Source text:
:::
With the GCC real estate market projected to reach USD 260.3 billion by 2034, representing a compound annual growth rate of 7.03% according to IMARC Group, the structural incentives for this intermediary layer are substantial. The question for institutional allocators is how these vehicles are being built, what capital corridors they serve, and whether the regulatory environment supports the scale they require.
Who are the Levantine fund structurers reshaping GCC real estate capital flows?
The cohort operates across sovereign wealth funds, independent platforms, and diaspora capital bridges, each targeting distinct geographies and investor bases while converging on the Gulf's real estate pipeline.
Marwan Bouez serves as Head of Multi-Geography Investment Management, Local Real Estate and Infrastructure at the Public Investment Fund, according to GRI Institute data. PIF sits at the apex of Saudi Arabia's economic diversification program, and Bouez's mandate places him at the intersection of domestic real estate deployment and multi-geography allocation. The role is structurally significant: PIF's investment apparatus requires institutional-grade vehicles capable of absorbing both sovereign capital and co-investment from foreign limited partners seeking exposure to Saudi real estate.
Karim Mourad holds the position of Global Head of Infrastructure at the Abu Dhabi Investment Authority, according to ADIA's public disclosures. ADIA's infrastructure mandate encompasses real assets with long-duration cash flows, a category that increasingly overlaps with core and core-plus real estate strategies across the GCC. Mourad's position within one of the world's largest sovereign wealth funds provides institutional credibility to the broader ecosystem of Levantine-origin operators working across Gulf capital markets.
:::
Recorded information:
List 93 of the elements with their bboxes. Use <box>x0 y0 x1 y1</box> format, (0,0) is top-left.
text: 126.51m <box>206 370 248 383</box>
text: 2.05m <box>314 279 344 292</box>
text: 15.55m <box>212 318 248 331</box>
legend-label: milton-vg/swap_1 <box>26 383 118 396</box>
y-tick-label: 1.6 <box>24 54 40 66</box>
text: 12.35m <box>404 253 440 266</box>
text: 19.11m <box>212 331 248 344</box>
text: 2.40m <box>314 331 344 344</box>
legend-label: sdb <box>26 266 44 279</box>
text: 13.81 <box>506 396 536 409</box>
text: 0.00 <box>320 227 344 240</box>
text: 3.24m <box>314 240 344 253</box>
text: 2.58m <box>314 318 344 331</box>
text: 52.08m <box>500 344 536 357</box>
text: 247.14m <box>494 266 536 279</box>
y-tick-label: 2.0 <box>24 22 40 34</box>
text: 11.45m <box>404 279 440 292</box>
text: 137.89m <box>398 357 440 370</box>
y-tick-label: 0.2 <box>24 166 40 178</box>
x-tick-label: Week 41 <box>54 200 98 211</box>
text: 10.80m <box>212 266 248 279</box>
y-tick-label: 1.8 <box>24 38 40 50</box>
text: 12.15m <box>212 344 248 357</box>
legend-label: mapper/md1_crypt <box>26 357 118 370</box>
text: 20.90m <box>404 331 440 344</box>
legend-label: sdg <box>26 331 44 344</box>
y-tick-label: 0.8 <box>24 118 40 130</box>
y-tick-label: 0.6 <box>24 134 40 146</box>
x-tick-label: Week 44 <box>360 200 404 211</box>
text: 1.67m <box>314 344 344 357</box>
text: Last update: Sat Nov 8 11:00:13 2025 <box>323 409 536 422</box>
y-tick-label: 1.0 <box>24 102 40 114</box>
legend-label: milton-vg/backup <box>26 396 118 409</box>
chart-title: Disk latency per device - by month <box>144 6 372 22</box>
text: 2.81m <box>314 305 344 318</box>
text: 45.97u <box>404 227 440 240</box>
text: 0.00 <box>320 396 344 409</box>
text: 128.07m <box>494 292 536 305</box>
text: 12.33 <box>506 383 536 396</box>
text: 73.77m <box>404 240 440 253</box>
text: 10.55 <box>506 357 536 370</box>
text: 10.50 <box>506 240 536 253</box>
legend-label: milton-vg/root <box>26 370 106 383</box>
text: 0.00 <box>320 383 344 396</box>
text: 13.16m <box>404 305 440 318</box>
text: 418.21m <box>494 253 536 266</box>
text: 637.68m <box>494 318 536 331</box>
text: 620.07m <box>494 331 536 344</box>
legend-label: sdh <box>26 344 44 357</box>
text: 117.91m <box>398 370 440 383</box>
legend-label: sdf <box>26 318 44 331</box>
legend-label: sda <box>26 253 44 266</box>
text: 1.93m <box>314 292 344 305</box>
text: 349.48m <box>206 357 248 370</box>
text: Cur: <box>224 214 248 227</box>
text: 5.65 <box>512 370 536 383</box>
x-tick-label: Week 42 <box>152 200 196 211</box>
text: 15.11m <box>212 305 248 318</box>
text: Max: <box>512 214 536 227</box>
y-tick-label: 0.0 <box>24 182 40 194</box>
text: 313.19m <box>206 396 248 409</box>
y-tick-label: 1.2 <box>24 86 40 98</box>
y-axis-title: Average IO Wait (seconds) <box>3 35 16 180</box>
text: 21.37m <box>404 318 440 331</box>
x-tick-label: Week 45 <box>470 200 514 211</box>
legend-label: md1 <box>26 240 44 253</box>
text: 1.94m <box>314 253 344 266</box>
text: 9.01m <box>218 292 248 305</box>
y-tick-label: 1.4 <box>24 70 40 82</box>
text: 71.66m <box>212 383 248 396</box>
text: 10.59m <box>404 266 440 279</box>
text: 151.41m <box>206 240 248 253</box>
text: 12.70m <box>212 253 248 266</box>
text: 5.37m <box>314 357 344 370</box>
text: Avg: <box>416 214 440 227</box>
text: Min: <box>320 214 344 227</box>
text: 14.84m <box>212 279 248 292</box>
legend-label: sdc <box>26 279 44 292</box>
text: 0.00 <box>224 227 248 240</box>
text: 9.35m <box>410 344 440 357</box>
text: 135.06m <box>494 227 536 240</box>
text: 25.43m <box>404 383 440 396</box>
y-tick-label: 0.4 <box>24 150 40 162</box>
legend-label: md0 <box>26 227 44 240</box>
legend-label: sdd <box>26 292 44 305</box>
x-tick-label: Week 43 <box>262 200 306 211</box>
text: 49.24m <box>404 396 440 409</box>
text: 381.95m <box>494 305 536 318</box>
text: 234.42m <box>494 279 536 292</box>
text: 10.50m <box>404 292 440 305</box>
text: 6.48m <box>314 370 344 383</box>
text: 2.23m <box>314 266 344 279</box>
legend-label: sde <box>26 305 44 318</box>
:::
Exercise set:
- a) Print every line of the entries word for word, from the first one down to and including the line that contains "text: 20.90m <box>404 331 440 344</box>".
- b) Carry on the passage about Levantine fund structurers in GCC real estate from the point where it stops.

Expected results:
- a)
List 93 of the elements with their bboxes. Use <box>x0 y0 x1 y1</box> format, (0,0) is top-left.
text: 126.51m <box>206 370 248 383</box>
text: 2.05m <box>314 279 344 292</box>
text: 15.55m <box>212 318 248 331</box>
legend-label: milton-vg/swap_1 <box>26 383 118 396</box>
y-tick-label: 1.6 <box>24 54 40 66</box>
text: 12.35m <box>404 253 440 266</box>
text: 19.11m <box>212 331 248 344</box>
text: 2.40m <box>314 331 344 344</box>
legend-label: sdb <box>26 266 44 279</box>
text: 13.81 <box>506 396 536 409</box>
text: 0.00 <box>320 227 344 240</box>
text: 3.24m <box>314 240 344 253</box>
text: 2.58m <box>314 318 344 331</box>
text: 52.08m <box>500 344 536 357</box>
text: 247.14m <box>494 266 536 279</box>
y-tick-label: 2.0 <box>24 22 40 34</box>
text: 11.45m <box>404 279 440 292</box>
text: 137.89m <box>398 357 440 370</box>
y-tick-label: 0.2 <box>24 166 40 178</box>
x-tick-label: Week 41 <box>54 200 98 211</box>
text: 10.80m <box>212 266 248 279</box>
y-tick-label: 1.8 <box>24 38 40 50</box>
text: 12.15m <box>212 344 248 357</box>
legend-label: mapper/md1_crypt <box>26 357 118 370</box>
text: 20.90m <box>404 331 440 344</box>

- b)
Nader Fares, CEO of LP Bens, represents a different but complementary model. According to SiiLA Market Analytics and GRI Hub News, Fares acts as a diaspora capital bridge channeling Latin American wealth into GCC real estate. LP Bens owns major logistics assets, including the 500,900 square meter Cajamar Logistics Center in Brazil, establishing the firm's credentials in institutional-scale real assets. The Latin America-to-GCC corridor that Fares operates within reflects a broader pattern: diaspora networks converting regional wealth pools into cross-border allocations targeting Gulf real estate.
These operators collectively professionalize a middle-market deal segment ranging from USD 20 million to USD 150 million, according to GRI Institute research. This tranche sits below the mega-transactions executed directly by sovereign wealth funds but above the fragmented family-office deals that historically characterized GCC real estate investment. The professionalization of this segment, through fund structures with defined governance, reporting, and co-investment mechanisms, represents a material evolution in the region's capital markets infrastructure.
What regulatory catalysts are enabling cross-border vehicle formation?
Saudi Arabia's Royal Decree No. M/14, effective January 2026, enables fund-based foreign ownership structures and opens property ownership to non-Saudis. The decree materially expands cross-border investment opportunities and provides the legal architecture for the types of vehicles this cohort is assembling.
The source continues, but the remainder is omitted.